Start of DATA FOR THIS EXERCISE

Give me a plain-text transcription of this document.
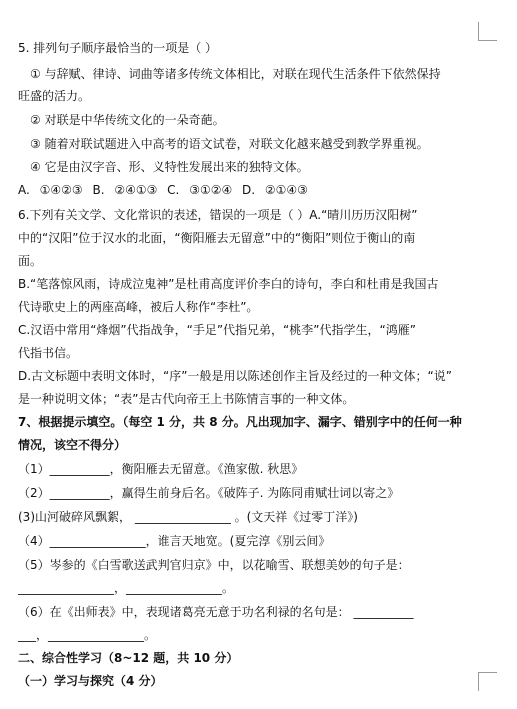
5. 排列句子顺序最恰当的一项是（ ）
① 与辞赋、律诗、词曲等诸多传统文体相比，对联在现代生活条件下依然保持
旺盛的活力。
② 对联是中华传统文化的一朵奇葩。
③ 随着对联试题进入中高考的语文试卷，对联文化越来越受到教学界重视。
④ 它是由汉字音、形、义特性发展出来的独特文体。
A. ①④②③ B. ②④①③ C. ③①②④ D. ②①④③
6.下列有关文学、文化常识的表述，错误的一项是（ ）A.“晴川历历汉阳树”
中的“汉阳”位于汉水的北面，“衡阳雁去无留意”中的“衡阳”则位于衡山的南
面。
B.“笔落惊风雨，诗成泣鬼神”是杜甫高度评价李白的诗句，李白和杜甫是我国古
代诗歌史上的两座高峰，被后人称作“李杜”。
C.汉语中常用“烽烟”代指战争，“手足”代指兄弟，“桃李”代指学生，“鸿雁”
代指书信。
D.古文标题中表明文体时，“序”一般是用以陈述创作主旨及经过的一种文体；“说”
是一种说明文体；“表”是古代向帝王上书陈情言事的一种文体。
7、根据提示填空。（每空 1 分，共 8 分。凡出现加字、漏字、错别字中的任何一种
情况，该空不得分）
（1）__________，衡阳雁去无留意。《渔家傲. 秋思》
（2）__________，赢得生前身后名。《破阵子. 为陈同甫赋壮词以寄之》
(3)山河破碎风飘絮， ________________ 。(文天祥《过零丁洋》)
（4）________________，谁言天地宽。(夏完淳《别云间》
（5）岑参的《白雪歌送武判官归京》中，以花喻雪、联想美妙的句子是：
________________，________________。
（6）在《出师表》中，表现诸葛亮无意于功名利禄的名句是： __________
___，________________。
二、综合性学习（8~12 题，共 10 分）
（一）学习与探究（4 分）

End of DATA FOR THIS EXERCISE

[DIRECTIONS FOR THIS TASK] Restate the whole listing above exactly, except for its images.

[OUTPUT OF THE TASK]
Give me a plain-text transcription of this document.
5. 排列句子顺序最恰当的一项是（ ）
① 与辞赋、律诗、词曲等诸多传统文体相比，对联在现代生活条件下依然保持
旺盛的活力。
② 对联是中华传统文化的一朵奇葩。
③ 随着对联试题进入中高考的语文试卷，对联文化越来越受到教学界重视。
④ 它是由汉字音、形、义特性发展出来的独特文体。
A. ①④②③ B. ②④①③ C. ③①②④ D. ②①④③
6.下列有关文学、文化常识的表述，错误的一项是（ ）A.“晴川历历汉阳树”
中的“汉阳”位于汉水的北面，“衡阳雁去无留意”中的“衡阳”则位于衡山的南
面。
B.“笔落惊风雨，诗成泣鬼神”是杜甫高度评价李白的诗句，李白和杜甫是我国古
代诗歌史上的两座高峰，被后人称作“李杜”。
C.汉语中常用“烽烟”代指战争，“手足”代指兄弟，“桃李”代指学生，“鸿雁”
代指书信。
D.古文标题中表明文体时，“序”一般是用以陈述创作主旨及经过的一种文体；“说”
是一种说明文体；“表”是古代向帝王上书陈情言事的一种文体。
7、根据提示填空。（每空 1 分，共 8 分。凡出现加字、漏字、错别字中的任何一种
情况，该空不得分）
（1）__________，衡阳雁去无留意。《渔家傲. 秋思》
（2）__________，赢得生前身后名。《破阵子. 为陈同甫赋壮词以寄之》
(3)山河破碎风飘絮， ________________ 。(文天祥《过零丁洋》)
（4）________________，谁言天地宽。(夏完淳《别云间》
（5）岑参的《白雪歌送武判官归京》中，以花喻雪、联想美妙的句子是：
________________，________________。
（6）在《出师表》中，表现诸葛亮无意于功名利禄的名句是： __________
___，________________。
二、综合性学习（8~12 题，共 10 分）
（一）学习与探究（4 分）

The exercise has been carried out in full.